**TASK OBJECTIVE:**
Without the pictures, return each record as it appears.

## START

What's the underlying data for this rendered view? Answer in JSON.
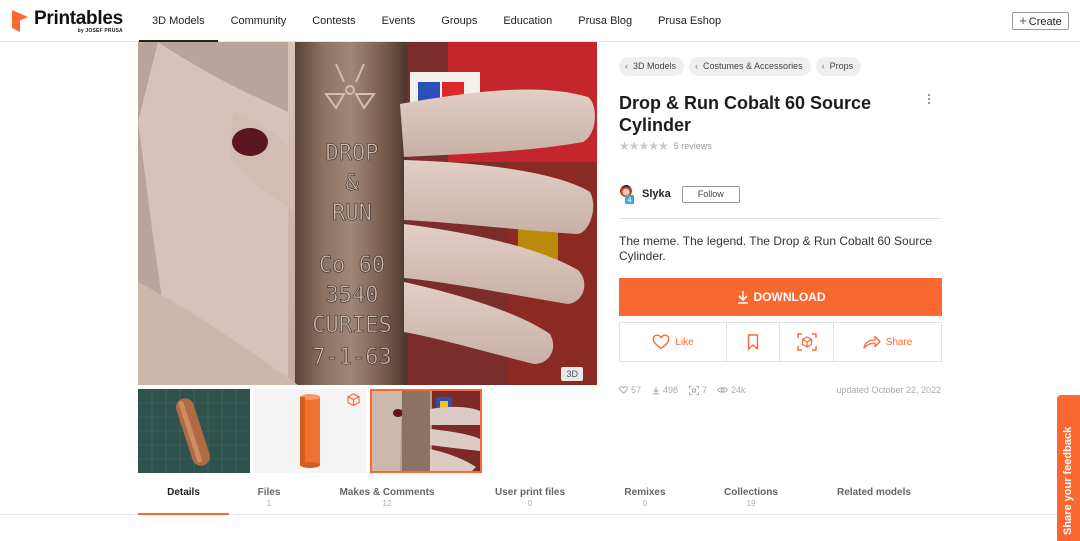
{
  "brand": {
    "name": "Printables",
    "sub": "by JOSEF PRUSA",
    "accent": "#fa6831"
  },
  "nav": {
    "items": [
      "3D Models",
      "Community",
      "Contests",
      "Events",
      "Groups",
      "Education",
      "Prusa Blog",
      "Prusa Eshop"
    ],
    "active": "3D Models",
    "create_label": "Create"
  },
  "gallery": {
    "badge_3d": "3D",
    "main_image_stamp": [
      "DROP",
      "&",
      "RUN",
      "Co 60",
      "3540",
      "CURIES",
      "7-1-63"
    ],
    "thumbnails": [
      "photo of orange cylinder on cutting mat",
      "3D render of orange cylinder",
      "photo of stamped cylinder held in hand"
    ],
    "selected_thumbnail": 3
  },
  "breadcrumbs": [
    "3D Models",
    "Costumes & Accessories",
    "Props"
  ],
  "model": {
    "title": "Drop & Run Cobalt 60 Source Cylinder",
    "rating_stars": 0,
    "reviews_label": "5 reviews",
    "author": "Slyka",
    "follow_label": "Follow",
    "description": "The meme. The legend. The Drop & Run Cobalt 60 Source Cylinder.",
    "download_label": "DOWNLOAD"
  },
  "actions": {
    "like": "Like",
    "share": "Share"
  },
  "stats": {
    "likes": "57",
    "downloads": "498",
    "makes": "7",
    "views": "24k",
    "updated": "updated October 22, 2022"
  },
  "tabs": [
    {
      "label": "Details",
      "count": ""
    },
    {
      "label": "Files",
      "count": "1"
    },
    {
      "label": "Makes & Comments",
      "count": "12"
    },
    {
      "label": "User print files",
      "count": "0"
    },
    {
      "label": "Remixes",
      "count": "0"
    },
    {
      "label": "Collections",
      "count": "19"
    },
    {
      "label": "Related models",
      "count": ""
    }
  ],
  "feedback_label": "Share your feedback"
}
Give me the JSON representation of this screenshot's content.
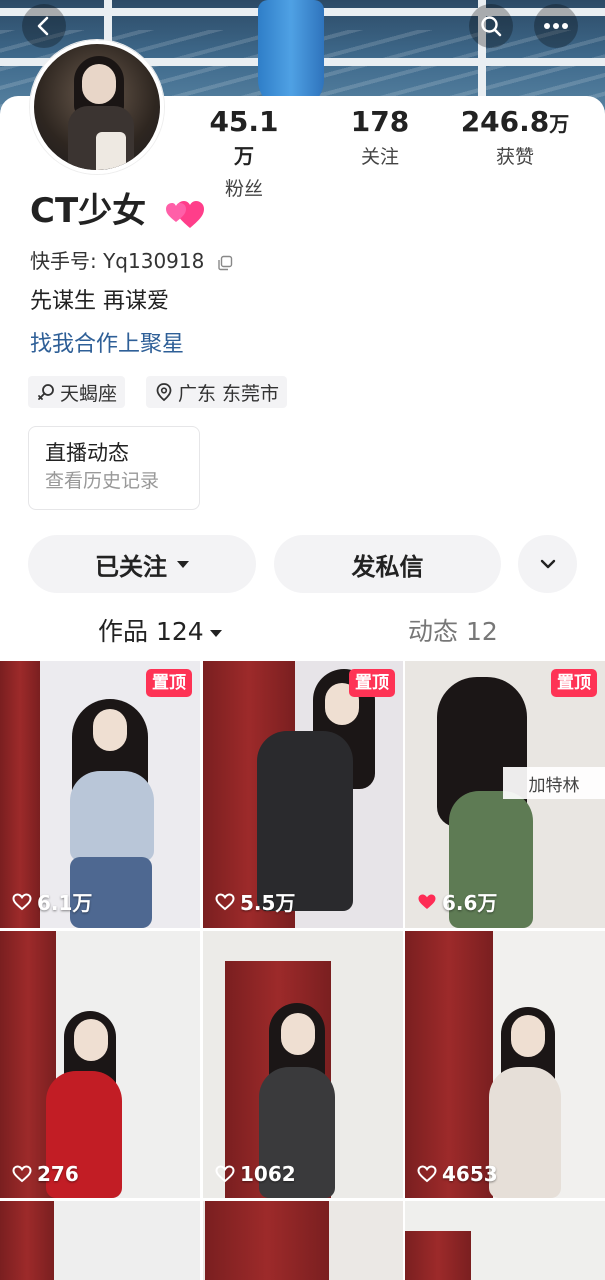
{
  "cover": {},
  "topbar": {
    "back_icon": "chevron-left-icon",
    "search_icon": "search-icon",
    "more_icon": "more-dots-icon"
  },
  "profile": {
    "stats": [
      {
        "value": "45.1",
        "unit": "万",
        "label": "粉丝"
      },
      {
        "value": "178",
        "unit": "",
        "label": "关注"
      },
      {
        "value": "246.8",
        "unit": "万",
        "label": "获赞"
      }
    ],
    "name": "CT少女",
    "name_emoji": "heart-emoji",
    "uid_label": "快手号: Yq130918",
    "bio": "先谋生 再谋爱",
    "link": "找我合作上聚星",
    "tags": [
      {
        "icon": "zodiac-icon",
        "text": "天蝎座"
      },
      {
        "icon": "location-icon",
        "text": "广东 东莞市"
      }
    ],
    "live_card": {
      "title": "直播动态",
      "subtitle": "查看历史记录"
    }
  },
  "actions": {
    "follow_label": "已关注",
    "message_label": "发私信",
    "expand_icon": "chevron-down-icon"
  },
  "tabs": [
    {
      "label": "作品 124"
    },
    {
      "label": "动态 12"
    }
  ],
  "videos": [
    {
      "pinned": "置顶",
      "likes": "6.1万",
      "liked": false
    },
    {
      "pinned": "置顶",
      "likes": "5.5万",
      "liked": false
    },
    {
      "pinned": "置顶",
      "likes": "6.6万",
      "liked": true,
      "sticker": "加特林"
    },
    {
      "pinned": "",
      "likes": "276",
      "liked": false
    },
    {
      "pinned": "",
      "likes": "1062",
      "liked": false
    },
    {
      "pinned": "",
      "likes": "4653",
      "liked": false
    }
  ],
  "colors": {
    "pin_badge": "#fe3355",
    "link": "#2e5f97",
    "liked_heart": "#fe2c55"
  }
}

## END

**WRITTEN SOLUTION:**
What's the underlying data for this rendered view? Answer in JSON.
{
  "brand": {
    "name": "Printables",
    "sub": "by JOSEF PRUSA",
    "accent": "#fa6831"
  },
  "nav": {
    "items": [
      "3D Models",
      "Community",
      "Contests",
      "Events",
      "Groups",
      "Education",
      "Prusa Blog",
      "Prusa Eshop"
    ],
    "active": "3D Models",
    "create_label": "Create"
  },
  "gallery": {
    "badge_3d": "3D",
    "main_image_stamp": [
      "DROP",
      "&",
      "RUN",
      "Co 60",
      "3540",
      "CURIES",
      "7-1-63"
    ],
    "thumbnails": [
      "photo of orange cylinder on cutting mat",
      "3D render of orange cylinder",
      "photo of stamped cylinder held in hand"
    ],
    "selected_thumbnail": 3
  },
  "breadcrumbs": [
    "3D Models",
    "Costumes & Accessories",
    "Props"
  ],
  "model": {
    "title": "Drop & Run Cobalt 60 Source Cylinder",
    "rating_stars": 0,
    "reviews_label": "5 reviews",
    "author": "Slyka",
    "follow_label": "Follow",
    "description": "The meme. The legend. The Drop & Run Cobalt 60 Source Cylinder.",
    "download_label": "DOWNLOAD"
  },
  "actions": {
    "like": "Like",
    "share": "Share"
  },
  "stats": {
    "likes": "57",
    "downloads": "498",
    "makes": "7",
    "views": "24k",
    "updated": "updated October 22, 2022"
  },
  "tabs": [
    {
      "label": "Details",
      "count": ""
    },
    {
      "label": "Files",
      "count": "1"
    },
    {
      "label": "Makes & Comments",
      "count": "12"
    },
    {
      "label": "User print files",
      "count": "0"
    },
    {
      "label": "Remixes",
      "count": "0"
    },
    {
      "label": "Collections",
      "count": "19"
    },
    {
      "label": "Related models",
      "count": ""
    }
  ],
  "feedback_label": "Share your feedback"
}
Give me the JSON representation of this screenshot's content.
{
  "cover": {},
  "topbar": {
    "back_icon": "chevron-left-icon",
    "search_icon": "search-icon",
    "more_icon": "more-dots-icon"
  },
  "profile": {
    "stats": [
      {
        "value": "45.1",
        "unit": "万",
        "label": "粉丝"
      },
      {
        "value": "178",
        "unit": "",
        "label": "关注"
      },
      {
        "value": "246.8",
        "unit": "万",
        "label": "获赞"
      }
    ],
    "name": "CT少女",
    "name_emoji": "heart-emoji",
    "uid_label": "快手号: Yq130918",
    "bio": "先谋生 再谋爱",
    "link": "找我合作上聚星",
    "tags": [
      {
        "icon": "zodiac-icon",
        "text": "天蝎座"
      },
      {
        "icon": "location-icon",
        "text": "广东 东莞市"
      }
    ],
    "live_card": {
      "title": "直播动态",
      "subtitle": "查看历史记录"
    }
  },
  "actions": {
    "follow_label": "已关注",
    "message_label": "发私信",
    "expand_icon": "chevron-down-icon"
  },
  "tabs": [
    {
      "label": "作品 124"
    },
    {
      "label": "动态 12"
    }
  ],
  "videos": [
    {
      "pinned": "置顶",
      "likes": "6.1万",
      "liked": false
    },
    {
      "pinned": "置顶",
      "likes": "5.5万",
      "liked": false
    },
    {
      "pinned": "置顶",
      "likes": "6.6万",
      "liked": true,
      "sticker": "加特林"
    },
    {
      "pinned": "",
      "likes": "276",
      "liked": false
    },
    {
      "pinned": "",
      "likes": "1062",
      "liked": false
    },
    {
      "pinned": "",
      "likes": "4653",
      "liked": false
    }
  ],
  "colors": {
    "pin_badge": "#fe3355",
    "link": "#2e5f97",
    "liked_heart": "#fe2c55"
  }
}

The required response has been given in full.